→ **GIVEN EXERCISE 1**:
In the mailing-list thread on string comparison, rewrite the paragraph beginning "String.equals will work for both" as a short bulleted list that keeps its main points.
→ **GIVEN EXERCISE 2**:
Carry the mailing-list thread on string comparison forward, starting right after its final sentence.

→ **EXTRACT TO READ**:
◆ ◆ ◆ ◆ ◆

You are viewing a plain text version of this content. The canonical link for it is here.
Posted to dev@santuario.apache.org by Vishal Mahajan <vm...@amberpoint.com> on 2006/11/05 16:02:23 UTC

Re: PATCH: String Comparison in ElementProxy

Hi Raul,

Could you think of a way we can fix the problem without having a 
significant performance hit. This clearly is a blocking issue for me. If 
eventually we decide to change the comparisons to use String.equals() I 
could give you the list of all relevant occurrences in the code.

Thanks,
Vishal

Raul Benito wrote:
> Hi Sean,
>
> The penalty hit is taken when the strings are not equal, sadly of the
> same length.
> And have a lot of common begging characters. That is sadly a common
> problem with namespaces URI, they are more or less equal in length and
> have a lot of damn http://.../... or urn:....: whatever at the
> begining. And that is why Xerces and other DOM implementations  intern
> namespaces URI.
>
> I have profile and it takes a lot of time.
> My point is that all the parsers I know do the intern (or it did when
> I do the implementation). And this is an old commit 8 months old(it is
> true that it is not yet on a official release), and it takes a
> measurable hit if not use in small messages(the kind of one that are
> in xml protocols).
>
> So I will first check other options (change the configuration of the
> offending parser with a
> feature[http://xerces.apache.org/xerces2-j/features.html] ).
> If it does not work I will change from == to equals, but I will let
> this as last resort.
>
> On 10/5/06, Sean Mullan <Se...@sun.com> wrote:
>> String.equals will work for both interned and non-interned Strings,
>> since it first checks if they are a reference to the same object. So
>> using String.equals seems safer and should be comparable performance I
>> would think. But maybe I'm missing something?
>>
>> --Sean
>>
>> Vishal Mahajan wrote:
>> > Do others also have views on this discussion?
>> >
>> > Thanks,
>> > Vishal
>> >
>> > Vishal Mahajan wrote:
>> >> Hi Raul,
>> >>
>> >> The parser that I am working with clearly doesn't intern element
>> >> namespace strings which is the reason I ran into this problem. And
>> >> actually I am not sure whether it's a good idea for a parser to 
>> intern
>> >> element namespace strings given that there could be huge number of
>> >> elements being parsed and there's a potential risk of running out of
>> >> memory. Also you mention that xerces might be interning namespace
>> >> stings but looking at their code I was unable to find that. Can you
>> >> point me to the relevant piece of code?

◆ ◆ ◆ ◆ ◆

→ **DATA SECTION**:

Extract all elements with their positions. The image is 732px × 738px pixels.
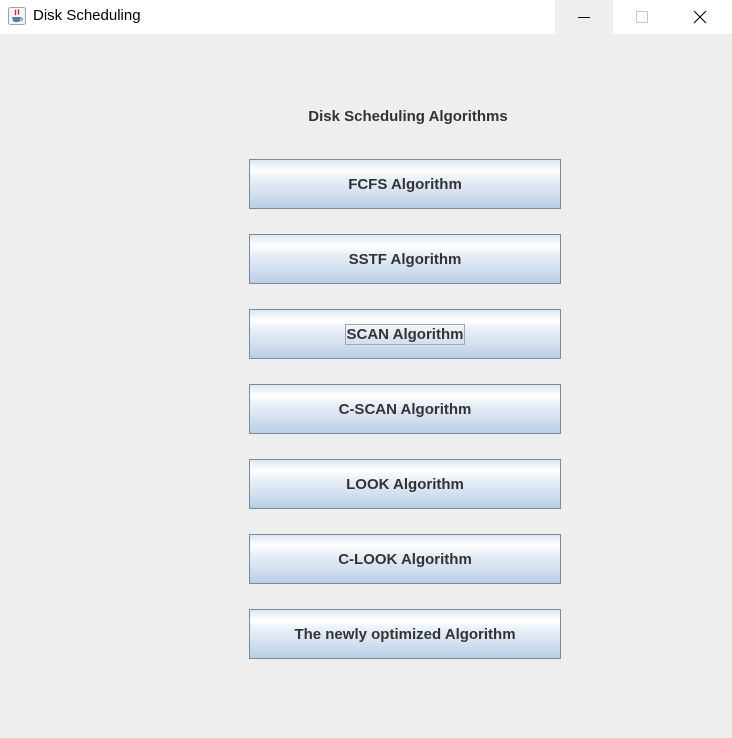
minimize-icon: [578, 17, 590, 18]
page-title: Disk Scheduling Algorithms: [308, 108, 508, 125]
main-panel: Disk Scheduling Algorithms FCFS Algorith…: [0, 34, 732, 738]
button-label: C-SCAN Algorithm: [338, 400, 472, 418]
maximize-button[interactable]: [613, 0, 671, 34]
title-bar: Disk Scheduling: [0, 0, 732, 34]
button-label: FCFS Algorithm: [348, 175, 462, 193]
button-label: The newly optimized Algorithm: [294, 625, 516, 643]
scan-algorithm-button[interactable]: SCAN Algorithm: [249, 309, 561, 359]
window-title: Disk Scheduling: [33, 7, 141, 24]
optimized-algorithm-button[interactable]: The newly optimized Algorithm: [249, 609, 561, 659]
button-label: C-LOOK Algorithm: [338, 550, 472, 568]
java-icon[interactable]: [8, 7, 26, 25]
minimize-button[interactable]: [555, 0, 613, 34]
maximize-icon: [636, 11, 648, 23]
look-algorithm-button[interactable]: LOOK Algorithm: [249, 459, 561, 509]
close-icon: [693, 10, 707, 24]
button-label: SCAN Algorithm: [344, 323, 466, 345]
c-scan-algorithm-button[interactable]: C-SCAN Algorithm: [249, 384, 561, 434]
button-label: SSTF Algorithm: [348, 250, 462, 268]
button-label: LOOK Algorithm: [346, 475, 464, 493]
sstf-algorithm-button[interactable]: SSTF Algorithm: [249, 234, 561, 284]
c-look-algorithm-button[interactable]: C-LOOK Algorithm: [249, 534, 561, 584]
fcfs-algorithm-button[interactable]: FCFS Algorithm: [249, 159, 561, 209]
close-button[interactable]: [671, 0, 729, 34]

◆ ◆ ◆ ◆ ◆

→ **EXERCISE RESULT 1**:
- String.equals works for both interned and non-interned strings, because it first checks whether the two are references to the same object.
- Using String.equals therefore seems safer.
- Its performance should be comparable.
- The writer asks whether something is being missed.

→ **EXERCISE RESULT 2**:
>> >>
>> >> Thanks,
>> >>
>> >> Vishal
>> >>
>> >> Raul Benito wrote:
>> >>> Vishal the problem is that this codes is called gazillion of times,
>> >>> and even it
>> >>> seems a small thing, it takes a lot of accumulated time, I even 
>> think
>> >>> in remove this checking altogether or control it by a property.
>> >>> Perhaps there is a feature set in your DOM parser that interns the
>> >>> namespaces. I have test with several DOM parsers (xerces, xmlbeans,
>> >>> jaxb) and all of them the namespaces strings are interns.
>> >>> If you are not able too toggle the behavior, We can begin to 
>> think in
>> >>> other possibilities (create code on the fly, create an interface 
>> with
>> >>> one implementation or the other a let the JVM inline it). But I 
>> think
>> >>> will be the last resort.
>> >>>
>> >>> Regards,
>> >>> Raul
>> >>>
>> >>> On 10/2/06, Vishal Mahajan <vm...@amberpoint.com> wrote:
>> >>>> Any signature verification was failing for me, and I have a 
>> different
>> >>>> DOM implementation in my environment, so probably you are right.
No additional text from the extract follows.